<<<<

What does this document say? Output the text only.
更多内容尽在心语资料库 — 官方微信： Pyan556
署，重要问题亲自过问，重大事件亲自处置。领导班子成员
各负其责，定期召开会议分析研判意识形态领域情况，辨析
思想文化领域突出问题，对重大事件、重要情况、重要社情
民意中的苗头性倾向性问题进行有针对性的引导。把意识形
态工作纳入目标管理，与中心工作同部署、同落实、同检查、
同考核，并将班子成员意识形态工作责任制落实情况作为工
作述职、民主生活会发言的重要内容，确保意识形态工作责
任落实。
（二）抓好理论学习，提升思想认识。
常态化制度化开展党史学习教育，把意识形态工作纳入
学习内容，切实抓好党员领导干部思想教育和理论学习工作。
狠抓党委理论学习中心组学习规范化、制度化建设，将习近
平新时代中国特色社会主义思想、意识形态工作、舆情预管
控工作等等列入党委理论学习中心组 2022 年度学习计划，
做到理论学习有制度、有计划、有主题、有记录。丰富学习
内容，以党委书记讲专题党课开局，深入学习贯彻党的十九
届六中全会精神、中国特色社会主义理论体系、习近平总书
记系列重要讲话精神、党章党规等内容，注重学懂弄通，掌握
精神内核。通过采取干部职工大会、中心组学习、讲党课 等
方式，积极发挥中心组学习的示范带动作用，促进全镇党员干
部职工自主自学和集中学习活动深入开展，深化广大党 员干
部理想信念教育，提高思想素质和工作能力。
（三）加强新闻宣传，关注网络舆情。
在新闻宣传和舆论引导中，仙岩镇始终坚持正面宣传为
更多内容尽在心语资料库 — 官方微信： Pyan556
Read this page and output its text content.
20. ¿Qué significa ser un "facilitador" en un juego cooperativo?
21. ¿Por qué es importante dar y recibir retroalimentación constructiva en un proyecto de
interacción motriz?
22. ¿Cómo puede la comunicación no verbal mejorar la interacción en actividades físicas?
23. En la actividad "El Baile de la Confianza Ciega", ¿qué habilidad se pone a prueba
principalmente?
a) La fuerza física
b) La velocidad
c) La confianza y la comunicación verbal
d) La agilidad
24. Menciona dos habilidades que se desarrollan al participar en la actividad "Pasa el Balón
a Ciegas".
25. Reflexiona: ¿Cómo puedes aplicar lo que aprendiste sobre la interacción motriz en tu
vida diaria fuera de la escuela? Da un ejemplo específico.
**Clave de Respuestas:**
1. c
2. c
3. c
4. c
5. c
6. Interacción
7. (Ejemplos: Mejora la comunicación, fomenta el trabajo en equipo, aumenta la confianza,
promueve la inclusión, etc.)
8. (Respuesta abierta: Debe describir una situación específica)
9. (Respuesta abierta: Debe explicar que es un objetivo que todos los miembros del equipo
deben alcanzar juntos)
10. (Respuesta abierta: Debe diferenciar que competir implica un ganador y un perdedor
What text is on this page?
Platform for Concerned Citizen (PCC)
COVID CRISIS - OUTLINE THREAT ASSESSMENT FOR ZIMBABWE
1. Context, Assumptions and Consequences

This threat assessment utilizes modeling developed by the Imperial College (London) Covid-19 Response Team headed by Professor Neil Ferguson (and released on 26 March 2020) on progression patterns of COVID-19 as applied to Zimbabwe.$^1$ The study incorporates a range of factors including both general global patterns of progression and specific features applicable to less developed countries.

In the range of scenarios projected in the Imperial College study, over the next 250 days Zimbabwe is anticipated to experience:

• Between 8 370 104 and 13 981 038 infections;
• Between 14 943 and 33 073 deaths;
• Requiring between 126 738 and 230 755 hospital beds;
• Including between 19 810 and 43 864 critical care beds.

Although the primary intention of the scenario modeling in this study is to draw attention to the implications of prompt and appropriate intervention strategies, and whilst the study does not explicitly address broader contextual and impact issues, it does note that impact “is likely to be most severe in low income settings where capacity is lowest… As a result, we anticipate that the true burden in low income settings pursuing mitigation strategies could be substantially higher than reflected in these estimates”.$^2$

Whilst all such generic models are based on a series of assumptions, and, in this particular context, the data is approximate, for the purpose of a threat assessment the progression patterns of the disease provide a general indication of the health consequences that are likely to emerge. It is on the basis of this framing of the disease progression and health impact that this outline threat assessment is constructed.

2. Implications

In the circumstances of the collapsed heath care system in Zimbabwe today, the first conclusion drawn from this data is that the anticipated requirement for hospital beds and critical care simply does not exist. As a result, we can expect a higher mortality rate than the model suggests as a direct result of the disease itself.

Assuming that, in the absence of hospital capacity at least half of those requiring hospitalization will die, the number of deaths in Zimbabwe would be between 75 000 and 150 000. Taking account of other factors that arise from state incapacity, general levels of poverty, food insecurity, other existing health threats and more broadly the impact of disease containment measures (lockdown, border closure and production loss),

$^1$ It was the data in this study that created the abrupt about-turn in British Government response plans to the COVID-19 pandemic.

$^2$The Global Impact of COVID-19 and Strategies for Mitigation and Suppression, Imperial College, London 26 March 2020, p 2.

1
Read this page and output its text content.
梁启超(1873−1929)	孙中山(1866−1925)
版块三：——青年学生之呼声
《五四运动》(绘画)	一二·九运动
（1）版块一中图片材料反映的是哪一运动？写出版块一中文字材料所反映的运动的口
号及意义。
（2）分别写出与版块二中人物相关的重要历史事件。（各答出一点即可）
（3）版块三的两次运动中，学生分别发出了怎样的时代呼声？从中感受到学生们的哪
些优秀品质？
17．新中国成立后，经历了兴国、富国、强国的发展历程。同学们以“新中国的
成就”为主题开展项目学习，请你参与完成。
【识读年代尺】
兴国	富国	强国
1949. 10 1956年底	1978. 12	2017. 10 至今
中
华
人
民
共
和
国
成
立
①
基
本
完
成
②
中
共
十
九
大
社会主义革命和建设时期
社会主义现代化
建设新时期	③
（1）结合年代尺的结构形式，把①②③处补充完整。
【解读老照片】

>>>>

Your goal:
Reproduce every record above exactly as it appears.

Result for this task:
What does this document say? Output the text only.
更多内容尽在心语资料库 — 官方微信： Pyan556
署，重要问题亲自过问，重大事件亲自处置。领导班子成员
各负其责，定期召开会议分析研判意识形态领域情况，辨析
思想文化领域突出问题，对重大事件、重要情况、重要社情
民意中的苗头性倾向性问题进行有针对性的引导。把意识形
态工作纳入目标管理，与中心工作同部署、同落实、同检查、
同考核，并将班子成员意识形态工作责任制落实情况作为工
作述职、民主生活会发言的重要内容，确保意识形态工作责
任落实。
（二）抓好理论学习，提升思想认识。
常态化制度化开展党史学习教育，把意识形态工作纳入
学习内容，切实抓好党员领导干部思想教育和理论学习工作。
狠抓党委理论学习中心组学习规范化、制度化建设，将习近
平新时代中国特色社会主义思想、意识形态工作、舆情预管
控工作等等列入党委理论学习中心组 2022 年度学习计划，
做到理论学习有制度、有计划、有主题、有记录。丰富学习
内容，以党委书记讲专题党课开局，深入学习贯彻党的十九
届六中全会精神、中国特色社会主义理论体系、习近平总书
记系列重要讲话精神、党章党规等内容，注重学懂弄通，掌握
精神内核。通过采取干部职工大会、中心组学习、讲党课 等
方式，积极发挥中心组学习的示范带动作用，促进全镇党员干
部职工自主自学和集中学习活动深入开展，深化广大党 员干
部理想信念教育，提高思想素质和工作能力。
（三）加强新闻宣传，关注网络舆情。
在新闻宣传和舆论引导中，仙岩镇始终坚持正面宣传为
更多内容尽在心语资料库 — 官方微信： Pyan556
Read this page and output its text content.
20. ¿Qué significa ser un "facilitador" en un juego cooperativo?
21. ¿Por qué es importante dar y recibir retroalimentación constructiva en un proyecto de
interacción motriz?
22. ¿Cómo puede la comunicación no verbal mejorar la interacción en actividades físicas?
23. En la actividad "El Baile de la Confianza Ciega", ¿qué habilidad se pone a prueba
principalmente?
a) La fuerza física
b) La velocidad
c) La confianza y la comunicación verbal
d) La agilidad
24. Menciona dos habilidades que se desarrollan al participar en la actividad "Pasa el Balón
a Ciegas".
25. Reflexiona: ¿Cómo puedes aplicar lo que aprendiste sobre la interacción motriz en tu
vida diaria fuera de la escuela? Da un ejemplo específico.
**Clave de Respuestas:**
1. c
2. c
3. c
4. c
5. c
6. Interacción
7. (Ejemplos: Mejora la comunicación, fomenta el trabajo en equipo, aumenta la confianza,
promueve la inclusión, etc.)
8. (Respuesta abierta: Debe describir una situación específica)
9. (Respuesta abierta: Debe explicar que es un objetivo que todos los miembros del equipo
deben alcanzar juntos)
10. (Respuesta abierta: Debe diferenciar que competir implica un ganador y un perdedor
What text is on this page?
Platform for Concerned Citizen (PCC)
COVID CRISIS - OUTLINE THREAT ASSESSMENT FOR ZIMBABWE
1. Context, Assumptions and Consequences

This threat assessment utilizes modeling developed by the Imperial College (London) Covid-19 Response Team headed by Professor Neil Ferguson (and released on 26 March 2020) on progression patterns of COVID-19 as applied to Zimbabwe.$^1$ The study incorporates a range of factors including both general global patterns of progression and specific features applicable to less developed countries.

In the range of scenarios projected in the Imperial College study, over the next 250 days Zimbabwe is anticipated to experience:

• Between 8 370 104 and 13 981 038 infections;
• Between 14 943 and 33 073 deaths;
• Requiring between 126 738 and 230 755 hospital beds;
• Including between 19 810 and 43 864 critical care beds.

Although the primary intention of the scenario modeling in this study is to draw attention to the implications of prompt and appropriate intervention strategies, and whilst the study does not explicitly address broader contextual and impact issues, it does note that impact “is likely to be most severe in low income settings where capacity is lowest… As a result, we anticipate that the true burden in low income settings pursuing mitigation strategies could be substantially higher than reflected in these estimates”.$^2$

Whilst all such generic models are based on a series of assumptions, and, in this particular context, the data is approximate, for the purpose of a threat assessment the progression patterns of the disease provide a general indication of the health consequences that are likely to emerge. It is on the basis of this framing of the disease progression and health impact that this outline threat assessment is constructed.

2. Implications

In the circumstances of the collapsed heath care system in Zimbabwe today, the first conclusion drawn from this data is that the anticipated requirement for hospital beds and critical care simply does not exist. As a result, we can expect a higher mortality rate than the model suggests as a direct result of the disease itself.

Assuming that, in the absence of hospital capacity at least half of those requiring hospitalization will die, the number of deaths in Zimbabwe would be between 75 000 and 150 000. Taking account of other factors that arise from state incapacity, general levels of poverty, food insecurity, other existing health threats and more broadly the impact of disease containment measures (lockdown, border closure and production loss),

$^1$ It was the data in this study that created the abrupt about-turn in British Government response plans to the COVID-19 pandemic.

$^2$The Global Impact of COVID-19 and Strategies for Mitigation and Suppression, Imperial College, London 26 March 2020, p 2.

1
Read this page and output its text content.
梁启超(1873−1929)	孙中山(1866−1925)
版块三：——青年学生之呼声
《五四运动》(绘画)	一二·九运动
（1）版块一中图片材料反映的是哪一运动？写出版块一中文字材料所反映的运动的口
号及意义。
（2）分别写出与版块二中人物相关的重要历史事件。（各答出一点即可）
（3）版块三的两次运动中，学生分别发出了怎样的时代呼声？从中感受到学生们的哪
些优秀品质？
17．新中国成立后，经历了兴国、富国、强国的发展历程。同学们以“新中国的
成就”为主题开展项目学习，请你参与完成。
【识读年代尺】
兴国	富国	强国
1949. 10 1956年底	1978. 12	2017. 10 至今
中
华
人
民
共
和
国
成
立
①
基
本
完
成
②
中
共
十
九
大
社会主义革命和建设时期
社会主义现代化
建设新时期	③
（1）结合年代尺的结构形式，把①②③处补充完整。
【解读老照片】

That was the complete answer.